===== Entries supplied =====

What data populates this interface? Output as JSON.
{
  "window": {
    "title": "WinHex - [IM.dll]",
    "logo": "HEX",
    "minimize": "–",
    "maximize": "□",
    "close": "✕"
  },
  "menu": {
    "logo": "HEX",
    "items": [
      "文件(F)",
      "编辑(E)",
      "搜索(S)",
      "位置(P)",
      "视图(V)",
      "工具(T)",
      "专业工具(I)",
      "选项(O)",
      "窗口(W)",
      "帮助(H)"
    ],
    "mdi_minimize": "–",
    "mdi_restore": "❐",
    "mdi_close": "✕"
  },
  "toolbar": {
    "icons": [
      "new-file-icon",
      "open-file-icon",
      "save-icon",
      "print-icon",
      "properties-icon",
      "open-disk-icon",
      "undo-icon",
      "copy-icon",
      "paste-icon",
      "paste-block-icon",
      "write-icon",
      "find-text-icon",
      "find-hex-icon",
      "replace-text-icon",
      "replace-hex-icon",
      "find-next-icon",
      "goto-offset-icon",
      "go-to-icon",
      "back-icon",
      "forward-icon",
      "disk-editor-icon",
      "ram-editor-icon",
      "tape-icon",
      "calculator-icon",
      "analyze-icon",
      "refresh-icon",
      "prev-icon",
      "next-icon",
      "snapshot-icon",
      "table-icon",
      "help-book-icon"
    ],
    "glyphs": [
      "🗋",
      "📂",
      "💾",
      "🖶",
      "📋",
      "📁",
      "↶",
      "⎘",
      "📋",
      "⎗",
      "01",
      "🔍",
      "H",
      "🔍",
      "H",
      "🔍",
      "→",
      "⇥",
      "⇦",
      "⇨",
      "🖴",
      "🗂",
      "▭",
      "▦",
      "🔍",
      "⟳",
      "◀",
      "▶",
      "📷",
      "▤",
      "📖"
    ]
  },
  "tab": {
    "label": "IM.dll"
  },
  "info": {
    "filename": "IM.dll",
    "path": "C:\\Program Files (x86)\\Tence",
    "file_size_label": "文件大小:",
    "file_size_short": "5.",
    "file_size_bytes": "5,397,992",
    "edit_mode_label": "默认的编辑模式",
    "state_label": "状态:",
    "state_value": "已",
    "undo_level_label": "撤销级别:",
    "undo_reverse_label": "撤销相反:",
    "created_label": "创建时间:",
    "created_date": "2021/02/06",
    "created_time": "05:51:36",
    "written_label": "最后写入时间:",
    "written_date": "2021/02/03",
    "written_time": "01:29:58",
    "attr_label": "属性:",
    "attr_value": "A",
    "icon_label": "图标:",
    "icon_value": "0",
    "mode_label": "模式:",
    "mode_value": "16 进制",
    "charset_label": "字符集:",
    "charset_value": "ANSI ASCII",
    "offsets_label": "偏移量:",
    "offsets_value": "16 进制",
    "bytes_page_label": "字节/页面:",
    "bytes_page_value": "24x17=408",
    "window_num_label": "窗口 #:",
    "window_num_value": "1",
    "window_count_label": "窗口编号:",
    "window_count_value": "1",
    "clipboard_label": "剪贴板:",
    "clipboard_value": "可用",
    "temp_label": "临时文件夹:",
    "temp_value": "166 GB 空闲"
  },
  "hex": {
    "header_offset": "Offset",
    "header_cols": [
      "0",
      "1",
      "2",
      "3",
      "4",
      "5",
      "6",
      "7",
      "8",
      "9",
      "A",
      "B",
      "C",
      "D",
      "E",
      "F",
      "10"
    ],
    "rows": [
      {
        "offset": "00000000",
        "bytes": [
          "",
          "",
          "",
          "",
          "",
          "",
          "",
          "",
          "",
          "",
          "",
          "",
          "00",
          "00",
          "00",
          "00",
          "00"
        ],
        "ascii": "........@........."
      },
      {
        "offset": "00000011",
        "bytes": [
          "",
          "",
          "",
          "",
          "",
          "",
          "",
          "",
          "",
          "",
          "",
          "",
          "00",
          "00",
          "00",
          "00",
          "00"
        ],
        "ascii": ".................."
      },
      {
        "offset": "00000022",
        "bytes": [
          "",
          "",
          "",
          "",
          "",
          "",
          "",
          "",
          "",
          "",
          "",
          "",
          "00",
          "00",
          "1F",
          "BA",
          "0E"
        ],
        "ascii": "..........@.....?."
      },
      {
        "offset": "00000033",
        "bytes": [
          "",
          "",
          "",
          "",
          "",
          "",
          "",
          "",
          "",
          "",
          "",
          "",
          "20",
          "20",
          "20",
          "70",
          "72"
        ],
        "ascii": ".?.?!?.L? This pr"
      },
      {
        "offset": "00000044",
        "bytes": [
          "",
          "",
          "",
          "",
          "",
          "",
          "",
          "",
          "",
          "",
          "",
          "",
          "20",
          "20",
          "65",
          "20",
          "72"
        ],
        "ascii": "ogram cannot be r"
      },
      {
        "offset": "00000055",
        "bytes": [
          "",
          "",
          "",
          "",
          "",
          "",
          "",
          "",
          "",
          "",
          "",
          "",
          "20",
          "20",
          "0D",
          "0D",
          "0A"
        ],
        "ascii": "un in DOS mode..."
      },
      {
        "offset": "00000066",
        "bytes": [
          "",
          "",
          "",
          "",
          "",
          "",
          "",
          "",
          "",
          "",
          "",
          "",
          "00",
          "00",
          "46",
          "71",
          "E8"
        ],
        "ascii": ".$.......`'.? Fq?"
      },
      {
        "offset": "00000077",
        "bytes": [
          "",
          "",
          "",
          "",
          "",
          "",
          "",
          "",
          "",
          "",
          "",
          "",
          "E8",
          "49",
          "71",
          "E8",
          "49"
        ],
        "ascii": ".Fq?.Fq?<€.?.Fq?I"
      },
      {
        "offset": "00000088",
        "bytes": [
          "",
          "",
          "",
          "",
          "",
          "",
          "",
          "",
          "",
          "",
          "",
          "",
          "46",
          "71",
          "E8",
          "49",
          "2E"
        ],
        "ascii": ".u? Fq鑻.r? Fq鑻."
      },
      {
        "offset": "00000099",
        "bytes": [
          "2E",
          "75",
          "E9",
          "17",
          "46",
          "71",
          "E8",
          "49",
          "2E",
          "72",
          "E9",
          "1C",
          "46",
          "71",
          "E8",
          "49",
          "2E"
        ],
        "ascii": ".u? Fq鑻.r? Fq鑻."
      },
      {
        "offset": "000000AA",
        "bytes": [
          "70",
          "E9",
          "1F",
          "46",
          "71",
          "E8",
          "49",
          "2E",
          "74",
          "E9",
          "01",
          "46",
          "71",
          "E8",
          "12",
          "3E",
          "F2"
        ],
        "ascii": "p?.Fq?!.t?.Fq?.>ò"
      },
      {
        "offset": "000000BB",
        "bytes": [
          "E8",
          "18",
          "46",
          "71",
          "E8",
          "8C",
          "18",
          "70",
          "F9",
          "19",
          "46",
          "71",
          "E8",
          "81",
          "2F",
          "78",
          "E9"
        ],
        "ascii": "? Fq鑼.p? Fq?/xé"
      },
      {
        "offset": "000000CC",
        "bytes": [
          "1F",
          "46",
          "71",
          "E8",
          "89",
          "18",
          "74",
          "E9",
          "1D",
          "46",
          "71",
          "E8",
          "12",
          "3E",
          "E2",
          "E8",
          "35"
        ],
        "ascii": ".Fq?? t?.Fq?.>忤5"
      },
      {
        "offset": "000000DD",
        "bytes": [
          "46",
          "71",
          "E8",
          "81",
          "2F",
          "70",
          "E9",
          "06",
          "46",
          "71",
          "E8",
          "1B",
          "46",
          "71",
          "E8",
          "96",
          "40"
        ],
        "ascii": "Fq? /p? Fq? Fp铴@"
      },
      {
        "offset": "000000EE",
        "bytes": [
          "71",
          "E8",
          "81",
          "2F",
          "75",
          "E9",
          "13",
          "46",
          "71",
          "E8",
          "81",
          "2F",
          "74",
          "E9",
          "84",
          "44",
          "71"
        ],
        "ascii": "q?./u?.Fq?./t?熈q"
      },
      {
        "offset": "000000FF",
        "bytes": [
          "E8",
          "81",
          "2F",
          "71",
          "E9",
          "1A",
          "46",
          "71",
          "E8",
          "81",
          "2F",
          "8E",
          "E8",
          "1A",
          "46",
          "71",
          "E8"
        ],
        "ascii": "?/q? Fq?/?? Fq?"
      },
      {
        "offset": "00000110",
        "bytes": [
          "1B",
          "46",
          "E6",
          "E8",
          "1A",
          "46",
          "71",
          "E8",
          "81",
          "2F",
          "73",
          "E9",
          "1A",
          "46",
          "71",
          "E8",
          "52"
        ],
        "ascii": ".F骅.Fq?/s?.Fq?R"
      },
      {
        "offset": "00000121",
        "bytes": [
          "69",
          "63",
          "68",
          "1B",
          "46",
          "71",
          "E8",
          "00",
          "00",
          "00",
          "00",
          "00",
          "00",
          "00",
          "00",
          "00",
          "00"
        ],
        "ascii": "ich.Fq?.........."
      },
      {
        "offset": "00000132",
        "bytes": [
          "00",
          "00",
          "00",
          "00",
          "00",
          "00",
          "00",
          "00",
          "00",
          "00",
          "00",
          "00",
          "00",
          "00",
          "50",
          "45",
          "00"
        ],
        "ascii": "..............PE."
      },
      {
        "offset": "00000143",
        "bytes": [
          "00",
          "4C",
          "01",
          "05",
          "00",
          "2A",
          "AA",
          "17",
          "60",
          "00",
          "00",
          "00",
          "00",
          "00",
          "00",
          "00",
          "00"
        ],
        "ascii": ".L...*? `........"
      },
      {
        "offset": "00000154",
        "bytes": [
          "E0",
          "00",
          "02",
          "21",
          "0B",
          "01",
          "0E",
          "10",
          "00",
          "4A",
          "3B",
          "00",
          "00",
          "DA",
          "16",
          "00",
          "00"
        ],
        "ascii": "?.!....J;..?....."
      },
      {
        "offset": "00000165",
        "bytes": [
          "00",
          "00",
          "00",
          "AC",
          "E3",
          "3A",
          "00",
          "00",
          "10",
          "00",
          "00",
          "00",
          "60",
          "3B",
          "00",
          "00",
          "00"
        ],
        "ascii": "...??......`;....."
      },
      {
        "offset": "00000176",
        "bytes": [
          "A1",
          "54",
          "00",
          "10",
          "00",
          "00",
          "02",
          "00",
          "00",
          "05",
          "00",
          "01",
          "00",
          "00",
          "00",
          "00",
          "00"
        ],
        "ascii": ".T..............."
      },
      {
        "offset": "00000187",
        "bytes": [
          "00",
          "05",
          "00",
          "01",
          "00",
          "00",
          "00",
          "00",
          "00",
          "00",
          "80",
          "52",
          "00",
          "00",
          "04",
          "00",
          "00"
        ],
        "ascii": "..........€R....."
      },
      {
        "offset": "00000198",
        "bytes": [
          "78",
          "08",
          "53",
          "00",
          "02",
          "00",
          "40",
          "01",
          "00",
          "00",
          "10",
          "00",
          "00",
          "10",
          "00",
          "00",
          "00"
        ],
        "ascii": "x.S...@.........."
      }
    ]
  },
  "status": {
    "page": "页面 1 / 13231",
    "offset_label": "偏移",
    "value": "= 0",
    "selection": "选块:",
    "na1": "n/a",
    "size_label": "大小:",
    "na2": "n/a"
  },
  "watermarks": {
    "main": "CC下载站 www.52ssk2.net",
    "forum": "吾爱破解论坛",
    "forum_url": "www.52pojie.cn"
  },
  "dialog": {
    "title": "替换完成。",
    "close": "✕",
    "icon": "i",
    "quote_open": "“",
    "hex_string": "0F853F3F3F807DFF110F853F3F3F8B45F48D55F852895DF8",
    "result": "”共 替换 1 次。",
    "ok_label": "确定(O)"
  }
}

=====
===== Entries supplied =====

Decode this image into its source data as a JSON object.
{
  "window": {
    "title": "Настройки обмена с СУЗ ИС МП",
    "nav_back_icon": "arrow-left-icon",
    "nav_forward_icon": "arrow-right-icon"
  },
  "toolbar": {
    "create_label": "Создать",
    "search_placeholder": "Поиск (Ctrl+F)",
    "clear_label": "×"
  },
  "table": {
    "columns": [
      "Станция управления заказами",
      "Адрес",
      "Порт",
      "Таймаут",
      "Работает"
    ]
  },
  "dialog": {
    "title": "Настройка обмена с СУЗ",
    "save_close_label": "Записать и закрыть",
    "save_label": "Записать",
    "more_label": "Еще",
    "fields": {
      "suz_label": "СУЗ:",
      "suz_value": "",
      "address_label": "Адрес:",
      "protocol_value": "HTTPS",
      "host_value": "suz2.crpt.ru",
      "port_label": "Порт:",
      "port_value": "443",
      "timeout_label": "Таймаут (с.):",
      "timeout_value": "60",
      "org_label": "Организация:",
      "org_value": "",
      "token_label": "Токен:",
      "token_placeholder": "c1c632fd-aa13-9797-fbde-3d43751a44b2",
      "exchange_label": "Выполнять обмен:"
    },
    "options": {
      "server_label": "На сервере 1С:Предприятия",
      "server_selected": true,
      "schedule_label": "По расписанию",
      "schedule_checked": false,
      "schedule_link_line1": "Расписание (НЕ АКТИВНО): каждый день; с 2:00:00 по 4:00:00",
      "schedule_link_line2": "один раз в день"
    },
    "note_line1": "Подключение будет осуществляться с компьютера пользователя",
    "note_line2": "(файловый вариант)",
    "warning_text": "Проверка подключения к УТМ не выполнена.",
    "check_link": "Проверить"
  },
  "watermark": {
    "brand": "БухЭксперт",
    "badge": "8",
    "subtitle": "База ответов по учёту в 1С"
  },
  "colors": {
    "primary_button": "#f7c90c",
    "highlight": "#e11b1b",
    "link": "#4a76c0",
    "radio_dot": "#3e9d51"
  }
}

=====
===== Entries supplied =====

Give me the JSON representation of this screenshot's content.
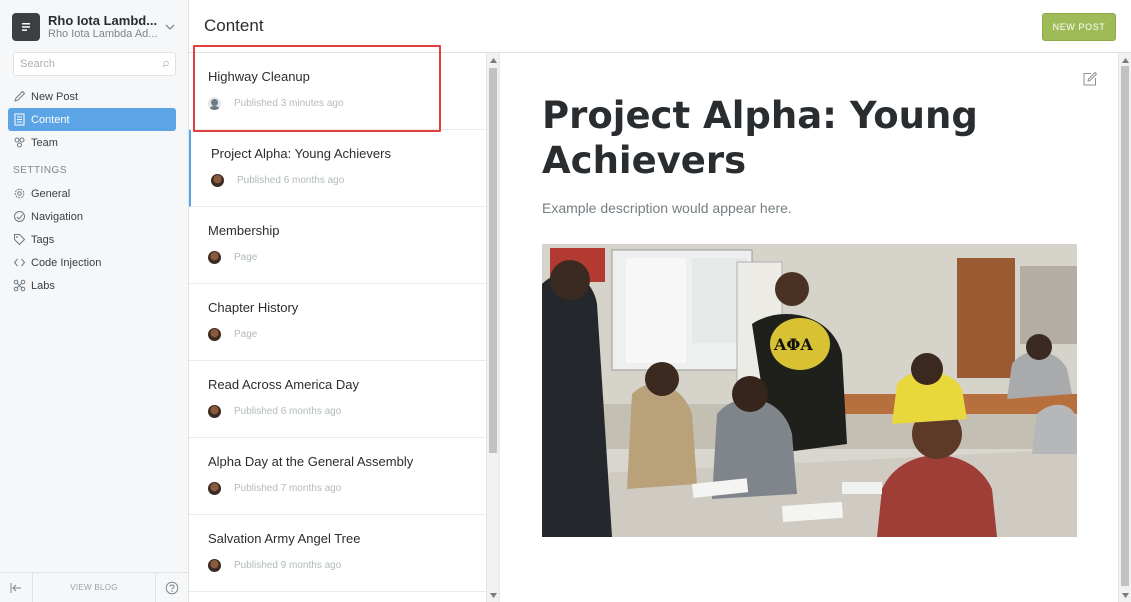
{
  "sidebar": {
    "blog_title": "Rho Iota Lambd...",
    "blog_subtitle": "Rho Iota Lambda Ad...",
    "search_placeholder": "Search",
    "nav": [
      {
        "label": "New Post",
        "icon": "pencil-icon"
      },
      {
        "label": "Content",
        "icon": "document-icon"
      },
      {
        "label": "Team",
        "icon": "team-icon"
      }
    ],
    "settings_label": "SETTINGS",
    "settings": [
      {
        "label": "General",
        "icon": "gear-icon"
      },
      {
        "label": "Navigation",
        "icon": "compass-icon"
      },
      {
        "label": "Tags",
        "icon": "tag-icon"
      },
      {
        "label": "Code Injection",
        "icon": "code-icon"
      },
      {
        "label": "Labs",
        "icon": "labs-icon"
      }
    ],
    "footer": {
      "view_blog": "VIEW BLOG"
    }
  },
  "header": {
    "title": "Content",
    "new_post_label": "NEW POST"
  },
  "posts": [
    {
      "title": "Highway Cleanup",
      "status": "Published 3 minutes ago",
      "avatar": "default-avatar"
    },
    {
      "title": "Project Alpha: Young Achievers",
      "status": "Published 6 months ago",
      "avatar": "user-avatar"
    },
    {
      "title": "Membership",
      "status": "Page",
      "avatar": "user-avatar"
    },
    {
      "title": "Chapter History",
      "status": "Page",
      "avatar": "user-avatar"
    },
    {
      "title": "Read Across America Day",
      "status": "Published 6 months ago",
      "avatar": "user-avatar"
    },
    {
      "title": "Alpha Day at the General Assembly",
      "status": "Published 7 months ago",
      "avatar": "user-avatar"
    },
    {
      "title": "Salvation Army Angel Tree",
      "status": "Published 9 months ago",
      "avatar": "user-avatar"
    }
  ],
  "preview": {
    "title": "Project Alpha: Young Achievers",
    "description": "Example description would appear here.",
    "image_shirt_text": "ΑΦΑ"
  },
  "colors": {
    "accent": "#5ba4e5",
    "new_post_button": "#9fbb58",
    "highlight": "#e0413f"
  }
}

=====

Pull out every line of the records above that contains the word "Iota".

The completed task.
    "blog_title": "Rho Iota Lambd...",
    "blog_subtitle": "Rho Iota Lambda Ad...",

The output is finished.